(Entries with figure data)
start

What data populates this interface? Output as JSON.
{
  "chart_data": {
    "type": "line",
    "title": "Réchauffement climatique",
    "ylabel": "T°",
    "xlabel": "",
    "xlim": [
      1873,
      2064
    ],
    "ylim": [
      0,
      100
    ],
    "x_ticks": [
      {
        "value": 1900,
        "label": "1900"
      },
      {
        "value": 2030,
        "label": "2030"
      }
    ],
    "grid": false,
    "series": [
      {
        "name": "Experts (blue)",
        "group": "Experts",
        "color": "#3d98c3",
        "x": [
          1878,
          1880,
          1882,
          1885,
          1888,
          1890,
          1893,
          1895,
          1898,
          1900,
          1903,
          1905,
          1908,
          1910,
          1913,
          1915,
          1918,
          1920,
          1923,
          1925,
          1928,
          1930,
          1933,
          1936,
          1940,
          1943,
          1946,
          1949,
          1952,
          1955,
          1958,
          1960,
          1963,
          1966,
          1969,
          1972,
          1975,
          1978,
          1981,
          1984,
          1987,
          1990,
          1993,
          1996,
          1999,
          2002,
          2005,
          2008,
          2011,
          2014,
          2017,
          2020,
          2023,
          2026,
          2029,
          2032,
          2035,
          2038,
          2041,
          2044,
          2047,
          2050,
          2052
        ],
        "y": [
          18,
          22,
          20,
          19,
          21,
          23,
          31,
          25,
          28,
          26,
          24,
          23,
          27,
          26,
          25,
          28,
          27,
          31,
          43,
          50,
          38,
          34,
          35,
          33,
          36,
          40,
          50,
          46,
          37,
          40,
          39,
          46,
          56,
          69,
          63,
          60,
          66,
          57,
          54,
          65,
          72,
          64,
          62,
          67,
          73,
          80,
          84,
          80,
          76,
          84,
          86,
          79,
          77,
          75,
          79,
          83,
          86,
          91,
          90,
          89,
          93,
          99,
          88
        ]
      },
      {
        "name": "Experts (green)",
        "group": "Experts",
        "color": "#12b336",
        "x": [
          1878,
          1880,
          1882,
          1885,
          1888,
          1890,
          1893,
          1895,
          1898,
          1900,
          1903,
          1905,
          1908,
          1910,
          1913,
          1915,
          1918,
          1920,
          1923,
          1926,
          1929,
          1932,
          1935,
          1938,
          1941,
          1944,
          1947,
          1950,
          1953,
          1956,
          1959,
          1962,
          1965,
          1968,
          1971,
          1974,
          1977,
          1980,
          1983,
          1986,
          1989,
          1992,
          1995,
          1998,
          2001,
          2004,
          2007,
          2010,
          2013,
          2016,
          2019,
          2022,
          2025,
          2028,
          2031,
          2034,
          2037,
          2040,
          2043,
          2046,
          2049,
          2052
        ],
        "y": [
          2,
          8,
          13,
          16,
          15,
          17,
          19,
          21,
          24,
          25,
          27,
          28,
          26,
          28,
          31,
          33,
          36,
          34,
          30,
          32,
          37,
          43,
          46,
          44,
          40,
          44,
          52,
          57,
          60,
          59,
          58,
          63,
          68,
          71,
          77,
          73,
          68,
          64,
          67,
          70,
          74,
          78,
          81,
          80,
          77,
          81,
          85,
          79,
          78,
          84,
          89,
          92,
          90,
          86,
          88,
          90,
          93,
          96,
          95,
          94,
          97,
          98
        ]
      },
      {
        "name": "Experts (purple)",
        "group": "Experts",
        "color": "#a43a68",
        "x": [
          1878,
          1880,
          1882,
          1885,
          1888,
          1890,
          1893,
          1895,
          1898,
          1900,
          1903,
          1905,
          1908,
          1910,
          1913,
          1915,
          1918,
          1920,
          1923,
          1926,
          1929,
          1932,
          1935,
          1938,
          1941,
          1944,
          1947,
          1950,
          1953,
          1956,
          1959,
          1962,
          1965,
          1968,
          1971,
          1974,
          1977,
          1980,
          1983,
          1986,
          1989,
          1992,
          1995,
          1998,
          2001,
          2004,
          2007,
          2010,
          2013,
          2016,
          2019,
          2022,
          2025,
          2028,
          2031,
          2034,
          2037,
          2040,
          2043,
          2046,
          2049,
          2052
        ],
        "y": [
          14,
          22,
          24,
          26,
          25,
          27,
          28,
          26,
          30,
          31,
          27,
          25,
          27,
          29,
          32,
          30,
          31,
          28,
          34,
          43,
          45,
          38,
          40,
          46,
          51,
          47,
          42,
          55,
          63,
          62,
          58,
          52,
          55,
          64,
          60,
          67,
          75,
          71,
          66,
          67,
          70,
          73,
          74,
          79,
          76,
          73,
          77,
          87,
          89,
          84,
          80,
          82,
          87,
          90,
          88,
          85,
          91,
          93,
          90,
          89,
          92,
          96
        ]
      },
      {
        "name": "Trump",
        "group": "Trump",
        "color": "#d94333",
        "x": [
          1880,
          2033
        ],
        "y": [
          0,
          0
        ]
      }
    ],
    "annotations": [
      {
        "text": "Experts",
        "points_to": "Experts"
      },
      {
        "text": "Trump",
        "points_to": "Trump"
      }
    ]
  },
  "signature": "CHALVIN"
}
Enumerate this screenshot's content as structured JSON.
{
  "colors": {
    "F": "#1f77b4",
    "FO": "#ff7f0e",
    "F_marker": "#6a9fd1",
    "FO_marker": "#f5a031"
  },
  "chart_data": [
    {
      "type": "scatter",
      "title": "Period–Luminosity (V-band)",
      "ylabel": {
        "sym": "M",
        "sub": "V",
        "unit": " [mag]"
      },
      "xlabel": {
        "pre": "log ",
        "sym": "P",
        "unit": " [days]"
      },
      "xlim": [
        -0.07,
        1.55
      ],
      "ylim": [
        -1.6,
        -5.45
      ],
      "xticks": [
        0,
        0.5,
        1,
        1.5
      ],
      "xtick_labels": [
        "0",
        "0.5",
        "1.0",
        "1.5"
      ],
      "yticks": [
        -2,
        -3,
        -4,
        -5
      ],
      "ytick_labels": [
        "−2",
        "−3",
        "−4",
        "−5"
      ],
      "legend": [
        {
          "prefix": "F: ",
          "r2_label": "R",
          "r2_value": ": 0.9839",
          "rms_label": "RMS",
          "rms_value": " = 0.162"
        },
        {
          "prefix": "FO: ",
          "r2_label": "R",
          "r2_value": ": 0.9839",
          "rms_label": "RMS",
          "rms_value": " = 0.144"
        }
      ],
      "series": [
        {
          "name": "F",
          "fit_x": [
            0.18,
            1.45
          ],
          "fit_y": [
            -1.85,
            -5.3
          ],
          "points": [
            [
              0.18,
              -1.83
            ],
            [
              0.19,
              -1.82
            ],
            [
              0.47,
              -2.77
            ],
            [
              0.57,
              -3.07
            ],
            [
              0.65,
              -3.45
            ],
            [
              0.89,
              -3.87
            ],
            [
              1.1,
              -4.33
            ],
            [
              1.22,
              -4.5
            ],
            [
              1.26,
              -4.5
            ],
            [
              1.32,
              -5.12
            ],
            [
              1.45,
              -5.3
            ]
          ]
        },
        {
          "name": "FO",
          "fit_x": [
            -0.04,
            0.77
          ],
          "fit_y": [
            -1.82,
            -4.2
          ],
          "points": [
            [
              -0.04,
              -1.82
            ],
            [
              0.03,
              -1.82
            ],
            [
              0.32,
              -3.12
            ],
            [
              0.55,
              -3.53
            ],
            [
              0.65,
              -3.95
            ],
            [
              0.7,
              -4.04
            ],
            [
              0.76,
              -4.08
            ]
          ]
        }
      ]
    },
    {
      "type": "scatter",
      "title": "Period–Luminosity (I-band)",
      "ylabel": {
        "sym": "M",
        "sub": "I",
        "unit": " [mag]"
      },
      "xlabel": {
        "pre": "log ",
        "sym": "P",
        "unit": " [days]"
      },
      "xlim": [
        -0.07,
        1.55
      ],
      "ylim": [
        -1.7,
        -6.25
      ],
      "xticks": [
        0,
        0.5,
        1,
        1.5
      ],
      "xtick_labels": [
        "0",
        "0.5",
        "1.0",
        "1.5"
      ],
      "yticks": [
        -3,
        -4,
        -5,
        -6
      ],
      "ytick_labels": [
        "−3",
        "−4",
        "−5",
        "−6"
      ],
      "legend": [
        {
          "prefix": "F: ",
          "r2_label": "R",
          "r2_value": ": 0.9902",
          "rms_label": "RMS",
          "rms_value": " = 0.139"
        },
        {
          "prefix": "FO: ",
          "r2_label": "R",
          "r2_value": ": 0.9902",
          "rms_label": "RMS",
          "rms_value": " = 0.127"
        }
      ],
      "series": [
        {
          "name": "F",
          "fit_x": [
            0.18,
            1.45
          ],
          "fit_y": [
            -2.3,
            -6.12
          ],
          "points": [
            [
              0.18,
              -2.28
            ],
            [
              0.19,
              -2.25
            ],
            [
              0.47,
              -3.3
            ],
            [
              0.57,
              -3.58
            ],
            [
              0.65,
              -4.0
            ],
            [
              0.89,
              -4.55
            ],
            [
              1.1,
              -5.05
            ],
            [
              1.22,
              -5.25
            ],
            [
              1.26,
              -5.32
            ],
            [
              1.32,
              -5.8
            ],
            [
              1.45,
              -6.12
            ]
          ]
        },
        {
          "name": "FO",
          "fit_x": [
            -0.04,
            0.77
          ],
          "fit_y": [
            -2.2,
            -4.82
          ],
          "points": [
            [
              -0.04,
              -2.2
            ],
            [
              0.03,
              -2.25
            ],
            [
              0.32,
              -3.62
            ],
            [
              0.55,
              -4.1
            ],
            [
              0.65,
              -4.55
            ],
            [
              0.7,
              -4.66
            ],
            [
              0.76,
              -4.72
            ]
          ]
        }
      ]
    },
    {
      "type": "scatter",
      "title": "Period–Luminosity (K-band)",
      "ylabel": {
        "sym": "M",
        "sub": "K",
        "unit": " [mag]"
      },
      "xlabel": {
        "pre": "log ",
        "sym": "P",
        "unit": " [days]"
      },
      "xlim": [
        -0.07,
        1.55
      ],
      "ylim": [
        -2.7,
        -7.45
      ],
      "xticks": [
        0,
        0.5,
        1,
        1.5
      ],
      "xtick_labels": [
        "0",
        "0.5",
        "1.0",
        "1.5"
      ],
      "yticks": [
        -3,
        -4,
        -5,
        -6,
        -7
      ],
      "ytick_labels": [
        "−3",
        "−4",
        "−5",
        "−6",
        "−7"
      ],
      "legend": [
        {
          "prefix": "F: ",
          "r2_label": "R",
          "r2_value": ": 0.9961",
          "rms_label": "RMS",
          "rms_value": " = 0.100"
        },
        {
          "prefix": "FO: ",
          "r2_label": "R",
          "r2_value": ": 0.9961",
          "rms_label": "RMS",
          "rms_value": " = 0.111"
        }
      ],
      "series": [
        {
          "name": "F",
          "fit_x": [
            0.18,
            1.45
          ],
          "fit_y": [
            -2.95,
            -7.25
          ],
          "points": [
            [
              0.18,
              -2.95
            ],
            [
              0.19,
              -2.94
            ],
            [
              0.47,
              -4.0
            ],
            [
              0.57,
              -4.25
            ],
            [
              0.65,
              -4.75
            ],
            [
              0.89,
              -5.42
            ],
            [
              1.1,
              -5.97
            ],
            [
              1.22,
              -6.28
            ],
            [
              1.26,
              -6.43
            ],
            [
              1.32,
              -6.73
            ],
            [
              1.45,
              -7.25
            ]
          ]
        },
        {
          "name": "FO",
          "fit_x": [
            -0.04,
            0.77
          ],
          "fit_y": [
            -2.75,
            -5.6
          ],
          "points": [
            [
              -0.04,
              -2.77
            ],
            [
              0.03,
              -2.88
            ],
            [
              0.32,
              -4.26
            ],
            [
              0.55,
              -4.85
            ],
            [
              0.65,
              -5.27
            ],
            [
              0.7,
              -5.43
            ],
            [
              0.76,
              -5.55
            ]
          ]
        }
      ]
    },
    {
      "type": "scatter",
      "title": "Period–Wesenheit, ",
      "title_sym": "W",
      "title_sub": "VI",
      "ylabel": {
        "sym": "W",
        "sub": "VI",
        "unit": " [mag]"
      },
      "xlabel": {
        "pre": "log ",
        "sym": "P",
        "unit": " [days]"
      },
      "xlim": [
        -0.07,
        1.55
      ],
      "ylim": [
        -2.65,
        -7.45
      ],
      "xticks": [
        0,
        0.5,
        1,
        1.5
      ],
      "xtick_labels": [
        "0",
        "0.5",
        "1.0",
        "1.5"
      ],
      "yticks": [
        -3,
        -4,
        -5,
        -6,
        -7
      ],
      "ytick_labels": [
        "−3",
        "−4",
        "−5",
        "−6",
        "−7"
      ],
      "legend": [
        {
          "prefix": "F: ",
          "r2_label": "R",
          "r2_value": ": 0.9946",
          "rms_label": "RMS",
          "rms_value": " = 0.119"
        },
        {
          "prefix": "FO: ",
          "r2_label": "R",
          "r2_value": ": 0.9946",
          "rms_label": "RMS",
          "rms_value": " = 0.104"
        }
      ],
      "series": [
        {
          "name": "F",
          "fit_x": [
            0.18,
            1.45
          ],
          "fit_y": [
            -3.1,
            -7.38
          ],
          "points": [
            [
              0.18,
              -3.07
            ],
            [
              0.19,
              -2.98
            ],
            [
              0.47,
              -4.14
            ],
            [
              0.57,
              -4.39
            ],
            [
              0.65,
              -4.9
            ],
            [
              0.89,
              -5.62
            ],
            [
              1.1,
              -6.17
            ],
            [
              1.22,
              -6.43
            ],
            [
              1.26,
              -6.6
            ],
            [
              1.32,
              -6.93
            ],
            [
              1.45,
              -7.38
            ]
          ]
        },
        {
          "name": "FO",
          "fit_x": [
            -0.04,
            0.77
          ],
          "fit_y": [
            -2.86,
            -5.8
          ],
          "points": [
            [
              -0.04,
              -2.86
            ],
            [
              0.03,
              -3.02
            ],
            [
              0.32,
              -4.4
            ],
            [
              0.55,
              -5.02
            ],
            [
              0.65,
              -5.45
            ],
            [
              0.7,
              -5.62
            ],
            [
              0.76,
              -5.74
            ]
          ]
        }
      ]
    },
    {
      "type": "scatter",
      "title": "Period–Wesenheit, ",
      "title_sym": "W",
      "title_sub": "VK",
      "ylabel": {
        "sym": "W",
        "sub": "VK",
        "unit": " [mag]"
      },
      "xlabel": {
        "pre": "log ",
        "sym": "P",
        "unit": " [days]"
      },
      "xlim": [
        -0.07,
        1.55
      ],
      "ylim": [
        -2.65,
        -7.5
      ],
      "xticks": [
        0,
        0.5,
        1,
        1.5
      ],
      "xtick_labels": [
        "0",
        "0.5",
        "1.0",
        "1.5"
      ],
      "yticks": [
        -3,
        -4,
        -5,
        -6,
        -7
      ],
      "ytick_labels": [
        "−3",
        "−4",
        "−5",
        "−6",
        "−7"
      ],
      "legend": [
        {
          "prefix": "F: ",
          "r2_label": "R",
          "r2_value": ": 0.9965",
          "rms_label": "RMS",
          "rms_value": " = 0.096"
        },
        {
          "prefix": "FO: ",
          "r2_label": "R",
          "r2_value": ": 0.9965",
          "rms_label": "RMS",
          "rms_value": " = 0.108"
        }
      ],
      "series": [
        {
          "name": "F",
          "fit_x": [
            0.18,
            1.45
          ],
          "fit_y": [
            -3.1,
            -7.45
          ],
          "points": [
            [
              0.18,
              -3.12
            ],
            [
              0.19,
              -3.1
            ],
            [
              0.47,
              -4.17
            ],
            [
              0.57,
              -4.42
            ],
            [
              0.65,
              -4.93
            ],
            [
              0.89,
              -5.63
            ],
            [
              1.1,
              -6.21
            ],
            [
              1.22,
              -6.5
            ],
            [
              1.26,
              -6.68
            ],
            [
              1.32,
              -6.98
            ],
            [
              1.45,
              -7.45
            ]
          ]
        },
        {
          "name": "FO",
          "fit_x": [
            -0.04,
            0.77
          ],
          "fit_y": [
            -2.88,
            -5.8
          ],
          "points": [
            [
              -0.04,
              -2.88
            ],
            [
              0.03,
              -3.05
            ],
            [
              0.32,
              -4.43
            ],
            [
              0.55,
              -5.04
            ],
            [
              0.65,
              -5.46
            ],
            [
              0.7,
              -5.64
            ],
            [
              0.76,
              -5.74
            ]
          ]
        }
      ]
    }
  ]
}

end

**TASK TO CARRY OUT**
Search the data above for the string "Luminosity" and copy each line that has it.

**RESPONSE TO THIS EXERCISE**
      "title": "Period–Luminosity (V-band)",
      "title": "Period–Luminosity (I-band)",
      "title": "Period–Luminosity (K-band)",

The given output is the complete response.